╭──
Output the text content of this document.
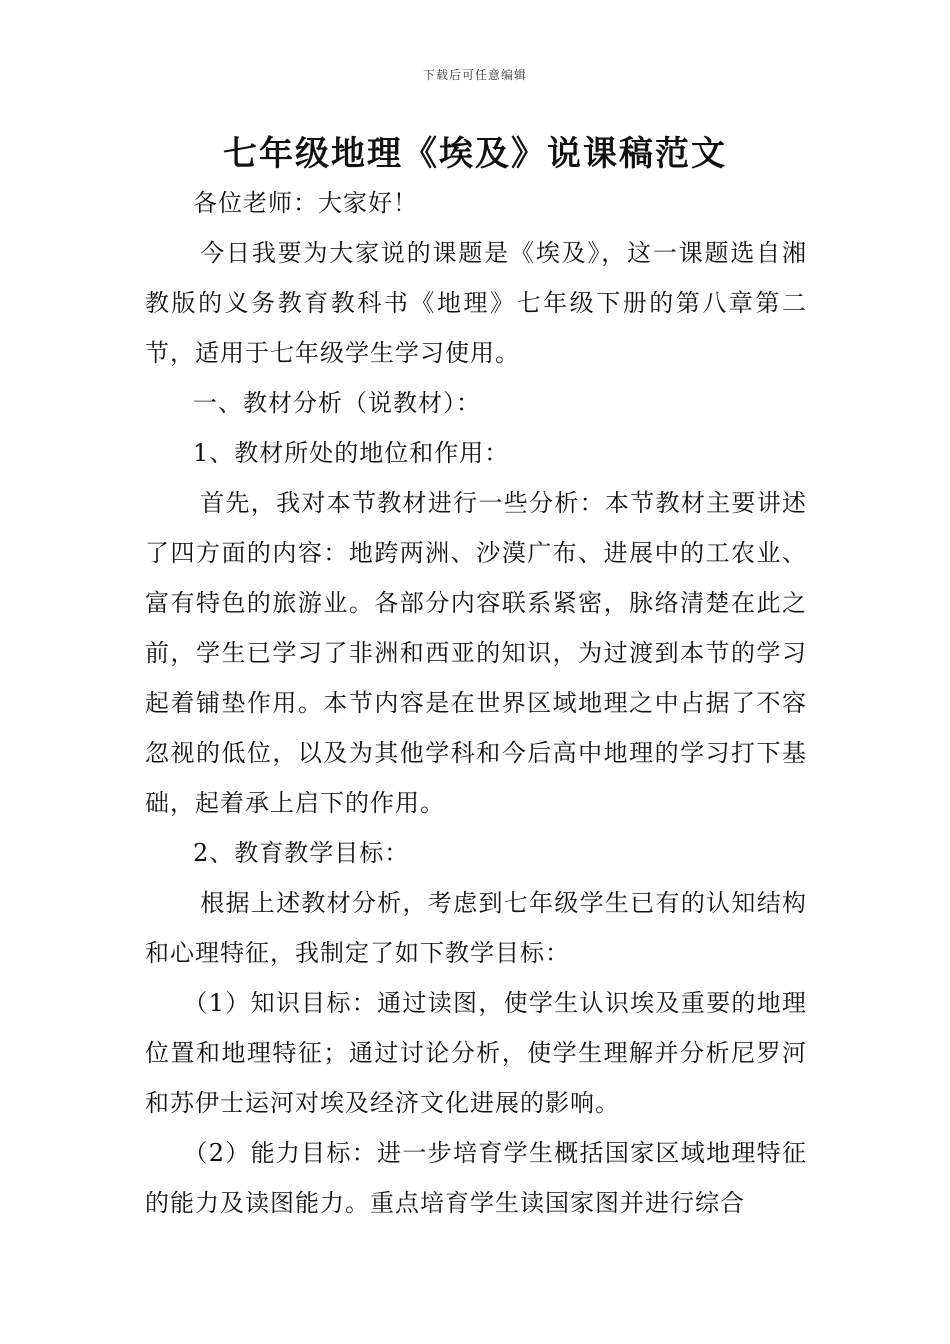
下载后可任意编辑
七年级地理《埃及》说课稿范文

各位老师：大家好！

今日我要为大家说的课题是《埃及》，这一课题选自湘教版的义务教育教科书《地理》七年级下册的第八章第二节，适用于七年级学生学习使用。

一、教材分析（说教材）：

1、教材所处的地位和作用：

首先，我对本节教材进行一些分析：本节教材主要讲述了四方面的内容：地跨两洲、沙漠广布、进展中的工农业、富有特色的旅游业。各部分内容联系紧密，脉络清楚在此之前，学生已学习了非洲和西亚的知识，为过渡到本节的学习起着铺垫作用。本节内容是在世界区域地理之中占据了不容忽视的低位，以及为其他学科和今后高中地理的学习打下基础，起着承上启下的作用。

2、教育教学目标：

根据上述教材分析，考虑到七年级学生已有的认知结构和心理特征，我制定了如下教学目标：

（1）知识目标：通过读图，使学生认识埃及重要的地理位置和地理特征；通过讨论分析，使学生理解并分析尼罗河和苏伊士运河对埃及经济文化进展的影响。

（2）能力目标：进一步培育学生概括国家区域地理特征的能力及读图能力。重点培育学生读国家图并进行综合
╰──
Without the pictures, transcribe the listing above exactly.

*SOLVED EXERCISE*.
Output the text content of this document.
下载后可任意编辑
七年级地理《埃及》说课稿范文

各位老师：大家好！

今日我要为大家说的课题是《埃及》，这一课题选自湘教版的义务教育教科书《地理》七年级下册的第八章第二节，适用于七年级学生学习使用。

一、教材分析（说教材）：

1、教材所处的地位和作用：

首先，我对本节教材进行一些分析：本节教材主要讲述了四方面的内容：地跨两洲、沙漠广布、进展中的工农业、富有特色的旅游业。各部分内容联系紧密，脉络清楚在此之前，学生已学习了非洲和西亚的知识，为过渡到本节的学习起着铺垫作用。本节内容是在世界区域地理之中占据了不容忽视的低位，以及为其他学科和今后高中地理的学习打下基础，起着承上启下的作用。

2、教育教学目标：

根据上述教材分析，考虑到七年级学生已有的认知结构和心理特征，我制定了如下教学目标：

（1）知识目标：通过读图，使学生认识埃及重要的地理位置和地理特征；通过讨论分析，使学生理解并分析尼罗河和苏伊士运河对埃及经济文化进展的影响。

（2）能力目标：进一步培育学生概括国家区域地理特征的能力及读图能力。重点培育学生读国家图并进行综合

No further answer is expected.